_Data section_

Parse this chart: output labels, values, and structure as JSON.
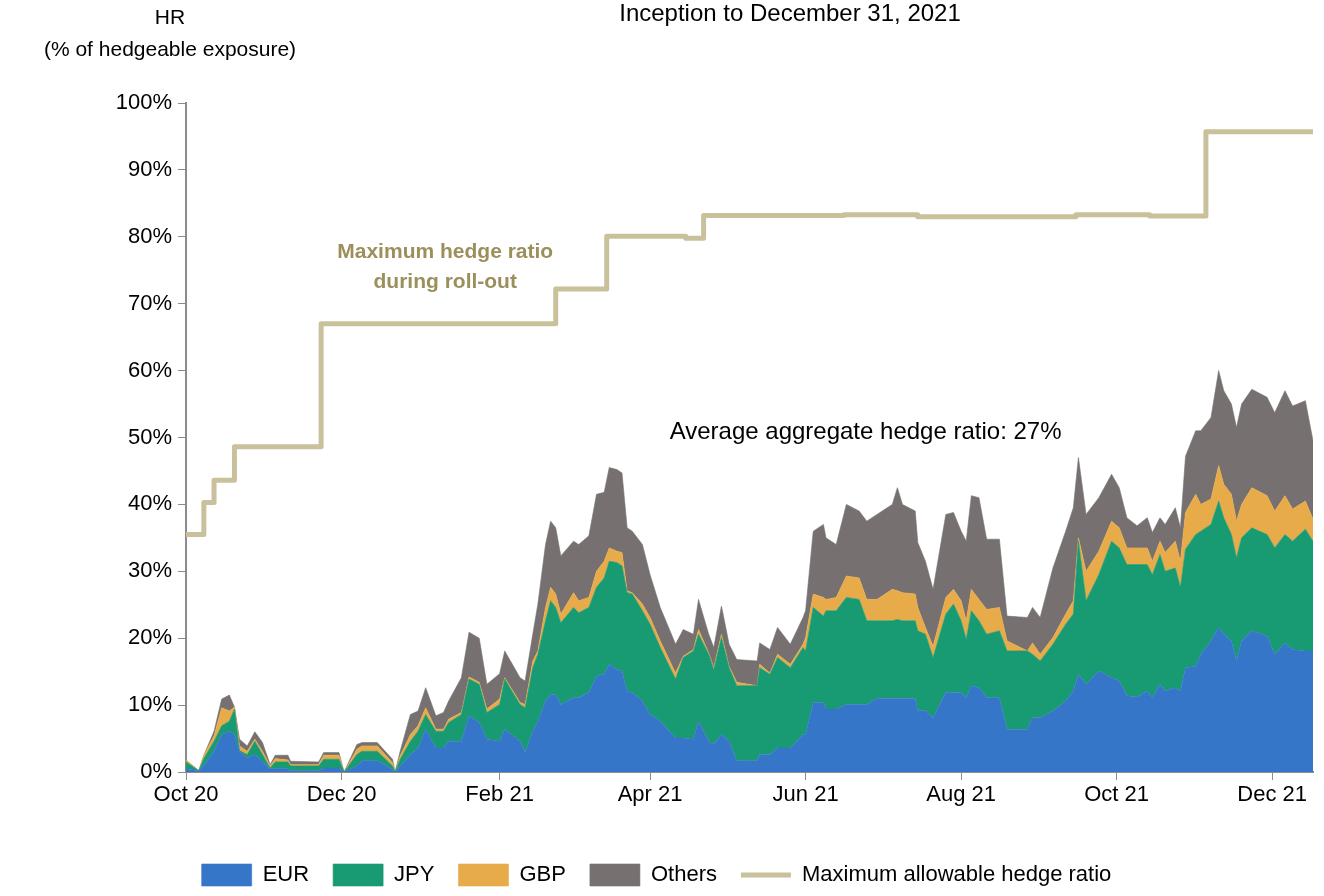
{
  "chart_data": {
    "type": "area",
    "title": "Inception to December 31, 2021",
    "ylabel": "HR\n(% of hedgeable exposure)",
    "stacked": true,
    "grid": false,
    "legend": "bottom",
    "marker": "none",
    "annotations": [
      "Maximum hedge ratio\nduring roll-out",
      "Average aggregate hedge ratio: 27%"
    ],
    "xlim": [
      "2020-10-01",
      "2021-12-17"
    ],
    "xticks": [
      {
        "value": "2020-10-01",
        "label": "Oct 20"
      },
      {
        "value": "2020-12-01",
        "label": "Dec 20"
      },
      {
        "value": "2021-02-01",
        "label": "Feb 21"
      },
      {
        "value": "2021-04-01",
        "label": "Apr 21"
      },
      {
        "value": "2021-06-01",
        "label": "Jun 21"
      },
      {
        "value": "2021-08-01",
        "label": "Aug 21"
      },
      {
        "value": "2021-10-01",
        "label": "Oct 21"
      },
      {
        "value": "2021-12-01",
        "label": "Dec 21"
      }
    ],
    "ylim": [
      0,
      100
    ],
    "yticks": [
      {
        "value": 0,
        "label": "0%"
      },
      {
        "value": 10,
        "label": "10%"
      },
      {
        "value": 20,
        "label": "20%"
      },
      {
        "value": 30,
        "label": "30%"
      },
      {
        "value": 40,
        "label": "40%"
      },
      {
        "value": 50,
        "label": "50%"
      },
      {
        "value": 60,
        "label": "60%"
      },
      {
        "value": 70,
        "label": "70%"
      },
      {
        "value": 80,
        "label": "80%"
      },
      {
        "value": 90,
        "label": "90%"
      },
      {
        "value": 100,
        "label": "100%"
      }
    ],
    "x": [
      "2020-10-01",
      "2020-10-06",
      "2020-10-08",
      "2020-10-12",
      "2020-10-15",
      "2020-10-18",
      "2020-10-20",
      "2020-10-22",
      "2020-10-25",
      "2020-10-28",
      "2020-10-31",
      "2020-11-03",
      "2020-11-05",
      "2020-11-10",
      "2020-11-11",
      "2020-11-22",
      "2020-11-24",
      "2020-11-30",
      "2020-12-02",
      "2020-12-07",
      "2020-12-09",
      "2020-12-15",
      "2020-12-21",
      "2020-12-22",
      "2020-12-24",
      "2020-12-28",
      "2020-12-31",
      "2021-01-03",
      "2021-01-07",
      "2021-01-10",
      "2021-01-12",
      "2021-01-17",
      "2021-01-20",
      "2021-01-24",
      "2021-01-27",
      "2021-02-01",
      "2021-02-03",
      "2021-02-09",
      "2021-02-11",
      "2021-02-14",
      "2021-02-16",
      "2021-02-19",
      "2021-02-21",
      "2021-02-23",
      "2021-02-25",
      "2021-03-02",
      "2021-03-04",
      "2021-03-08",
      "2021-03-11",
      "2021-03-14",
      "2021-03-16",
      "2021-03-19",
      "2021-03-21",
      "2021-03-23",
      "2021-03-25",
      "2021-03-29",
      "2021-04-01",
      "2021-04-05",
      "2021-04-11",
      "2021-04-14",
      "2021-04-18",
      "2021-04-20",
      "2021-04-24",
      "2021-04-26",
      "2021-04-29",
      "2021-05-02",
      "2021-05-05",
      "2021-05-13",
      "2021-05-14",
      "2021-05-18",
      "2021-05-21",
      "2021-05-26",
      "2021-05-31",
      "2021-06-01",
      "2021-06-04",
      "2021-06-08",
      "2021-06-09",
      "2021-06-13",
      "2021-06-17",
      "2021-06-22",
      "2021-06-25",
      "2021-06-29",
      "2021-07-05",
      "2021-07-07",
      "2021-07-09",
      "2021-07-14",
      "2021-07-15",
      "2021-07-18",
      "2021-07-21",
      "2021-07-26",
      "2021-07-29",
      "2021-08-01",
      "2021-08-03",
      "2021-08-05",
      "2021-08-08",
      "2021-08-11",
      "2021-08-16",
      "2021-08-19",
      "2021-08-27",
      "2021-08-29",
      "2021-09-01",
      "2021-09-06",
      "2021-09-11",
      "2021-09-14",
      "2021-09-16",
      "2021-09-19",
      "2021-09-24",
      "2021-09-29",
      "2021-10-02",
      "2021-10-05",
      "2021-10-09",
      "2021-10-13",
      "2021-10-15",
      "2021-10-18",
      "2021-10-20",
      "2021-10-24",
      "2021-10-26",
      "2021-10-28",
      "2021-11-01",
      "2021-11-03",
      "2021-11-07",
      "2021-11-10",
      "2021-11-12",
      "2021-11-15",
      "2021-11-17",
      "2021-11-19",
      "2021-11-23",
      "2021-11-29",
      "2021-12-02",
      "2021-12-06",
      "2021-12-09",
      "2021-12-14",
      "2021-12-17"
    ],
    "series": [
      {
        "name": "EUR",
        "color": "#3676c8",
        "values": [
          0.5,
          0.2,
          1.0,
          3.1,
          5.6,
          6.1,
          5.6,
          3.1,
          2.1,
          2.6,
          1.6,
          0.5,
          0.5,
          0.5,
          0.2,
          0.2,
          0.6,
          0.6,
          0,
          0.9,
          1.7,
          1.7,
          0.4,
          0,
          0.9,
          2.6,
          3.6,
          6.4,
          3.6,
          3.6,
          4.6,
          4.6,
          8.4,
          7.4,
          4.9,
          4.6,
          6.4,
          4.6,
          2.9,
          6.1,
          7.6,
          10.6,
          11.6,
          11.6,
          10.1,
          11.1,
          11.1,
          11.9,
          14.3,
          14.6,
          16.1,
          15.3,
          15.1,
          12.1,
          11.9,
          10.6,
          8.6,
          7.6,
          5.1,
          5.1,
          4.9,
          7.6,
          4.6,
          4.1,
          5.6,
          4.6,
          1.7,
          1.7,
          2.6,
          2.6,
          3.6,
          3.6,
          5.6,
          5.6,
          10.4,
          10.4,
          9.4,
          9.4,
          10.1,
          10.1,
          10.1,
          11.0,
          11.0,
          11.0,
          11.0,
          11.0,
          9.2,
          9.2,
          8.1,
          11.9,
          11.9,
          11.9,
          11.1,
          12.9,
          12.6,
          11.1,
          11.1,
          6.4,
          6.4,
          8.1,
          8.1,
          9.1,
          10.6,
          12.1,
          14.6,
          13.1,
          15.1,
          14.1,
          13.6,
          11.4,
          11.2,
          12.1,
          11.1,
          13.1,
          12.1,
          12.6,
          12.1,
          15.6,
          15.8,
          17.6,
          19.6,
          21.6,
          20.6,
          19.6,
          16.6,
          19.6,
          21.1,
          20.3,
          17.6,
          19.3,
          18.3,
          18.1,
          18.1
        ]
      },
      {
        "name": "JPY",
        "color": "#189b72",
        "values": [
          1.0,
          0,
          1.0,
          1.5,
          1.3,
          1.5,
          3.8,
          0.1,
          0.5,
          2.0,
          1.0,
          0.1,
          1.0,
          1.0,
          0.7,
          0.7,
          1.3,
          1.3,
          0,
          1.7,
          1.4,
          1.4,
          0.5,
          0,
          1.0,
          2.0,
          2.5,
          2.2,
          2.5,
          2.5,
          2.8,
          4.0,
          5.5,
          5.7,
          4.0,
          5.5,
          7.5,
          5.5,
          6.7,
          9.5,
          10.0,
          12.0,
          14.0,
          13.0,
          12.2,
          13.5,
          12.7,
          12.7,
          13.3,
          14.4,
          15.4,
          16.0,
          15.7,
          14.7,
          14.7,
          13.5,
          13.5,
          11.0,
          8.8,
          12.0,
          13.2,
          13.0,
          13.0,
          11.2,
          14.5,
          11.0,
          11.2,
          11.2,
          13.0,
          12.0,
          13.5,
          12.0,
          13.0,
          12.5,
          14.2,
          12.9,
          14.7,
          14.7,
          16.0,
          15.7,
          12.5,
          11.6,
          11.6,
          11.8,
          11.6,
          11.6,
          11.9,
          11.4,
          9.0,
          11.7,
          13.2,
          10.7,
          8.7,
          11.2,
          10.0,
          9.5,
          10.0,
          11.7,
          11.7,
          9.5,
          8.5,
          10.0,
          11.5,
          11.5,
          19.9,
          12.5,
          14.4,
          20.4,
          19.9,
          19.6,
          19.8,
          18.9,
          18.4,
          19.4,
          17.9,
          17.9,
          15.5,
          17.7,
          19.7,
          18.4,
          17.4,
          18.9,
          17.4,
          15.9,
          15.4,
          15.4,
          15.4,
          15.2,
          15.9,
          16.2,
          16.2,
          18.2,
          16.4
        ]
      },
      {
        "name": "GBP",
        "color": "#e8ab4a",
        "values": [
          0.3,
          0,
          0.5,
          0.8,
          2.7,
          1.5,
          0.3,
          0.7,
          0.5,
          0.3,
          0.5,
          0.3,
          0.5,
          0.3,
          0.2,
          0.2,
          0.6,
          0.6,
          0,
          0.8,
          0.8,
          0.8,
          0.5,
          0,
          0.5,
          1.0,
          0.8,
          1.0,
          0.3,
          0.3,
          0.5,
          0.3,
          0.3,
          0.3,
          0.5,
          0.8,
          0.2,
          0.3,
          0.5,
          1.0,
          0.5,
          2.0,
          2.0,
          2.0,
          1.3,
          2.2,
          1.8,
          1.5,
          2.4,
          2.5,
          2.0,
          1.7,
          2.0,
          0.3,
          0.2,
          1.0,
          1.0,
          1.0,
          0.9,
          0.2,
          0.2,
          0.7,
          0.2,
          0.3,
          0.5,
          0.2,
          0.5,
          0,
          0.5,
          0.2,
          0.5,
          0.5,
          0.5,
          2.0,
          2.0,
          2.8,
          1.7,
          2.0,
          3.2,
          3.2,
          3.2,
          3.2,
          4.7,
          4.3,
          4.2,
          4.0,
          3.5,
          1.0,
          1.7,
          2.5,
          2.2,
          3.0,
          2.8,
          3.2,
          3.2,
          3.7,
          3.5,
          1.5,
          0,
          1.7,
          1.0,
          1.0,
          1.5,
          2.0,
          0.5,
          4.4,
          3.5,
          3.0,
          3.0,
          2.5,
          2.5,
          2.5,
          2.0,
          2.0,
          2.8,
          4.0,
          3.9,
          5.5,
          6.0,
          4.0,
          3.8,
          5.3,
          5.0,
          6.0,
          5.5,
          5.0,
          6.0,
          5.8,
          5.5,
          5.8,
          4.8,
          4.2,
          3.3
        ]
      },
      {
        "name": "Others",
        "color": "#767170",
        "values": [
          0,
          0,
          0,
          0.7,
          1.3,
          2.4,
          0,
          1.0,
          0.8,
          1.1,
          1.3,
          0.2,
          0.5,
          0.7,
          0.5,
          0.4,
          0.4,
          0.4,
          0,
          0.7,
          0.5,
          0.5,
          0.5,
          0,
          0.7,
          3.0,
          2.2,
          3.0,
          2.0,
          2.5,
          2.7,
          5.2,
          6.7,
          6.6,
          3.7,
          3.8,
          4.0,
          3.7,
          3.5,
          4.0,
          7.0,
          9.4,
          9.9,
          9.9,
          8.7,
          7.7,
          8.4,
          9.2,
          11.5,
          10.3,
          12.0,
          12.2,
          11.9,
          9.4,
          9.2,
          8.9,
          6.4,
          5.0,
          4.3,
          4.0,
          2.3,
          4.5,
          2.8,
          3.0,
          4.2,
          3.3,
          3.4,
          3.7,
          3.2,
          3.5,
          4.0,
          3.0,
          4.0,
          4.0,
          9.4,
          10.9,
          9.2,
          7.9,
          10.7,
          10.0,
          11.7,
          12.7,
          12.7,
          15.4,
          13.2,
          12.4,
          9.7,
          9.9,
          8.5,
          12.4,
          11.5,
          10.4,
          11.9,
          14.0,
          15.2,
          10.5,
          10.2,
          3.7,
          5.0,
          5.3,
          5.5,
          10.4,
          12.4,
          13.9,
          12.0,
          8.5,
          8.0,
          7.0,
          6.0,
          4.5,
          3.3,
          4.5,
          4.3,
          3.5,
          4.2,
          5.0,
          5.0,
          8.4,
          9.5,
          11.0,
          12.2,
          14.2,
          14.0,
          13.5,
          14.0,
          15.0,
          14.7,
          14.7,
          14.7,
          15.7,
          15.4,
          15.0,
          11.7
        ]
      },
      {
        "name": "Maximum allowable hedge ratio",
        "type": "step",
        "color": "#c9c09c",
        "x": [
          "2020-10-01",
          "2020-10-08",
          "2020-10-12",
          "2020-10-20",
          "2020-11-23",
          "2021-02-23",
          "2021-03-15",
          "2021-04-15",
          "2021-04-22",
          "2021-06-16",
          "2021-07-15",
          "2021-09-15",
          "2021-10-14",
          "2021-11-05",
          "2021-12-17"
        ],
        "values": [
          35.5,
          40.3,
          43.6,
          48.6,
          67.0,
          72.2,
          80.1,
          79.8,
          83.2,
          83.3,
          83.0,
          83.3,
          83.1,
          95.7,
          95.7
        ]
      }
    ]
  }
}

_Work required_
Going through the entries above, tally each line that has the word "color". Answer with the number only.

_Result of the exercise_
5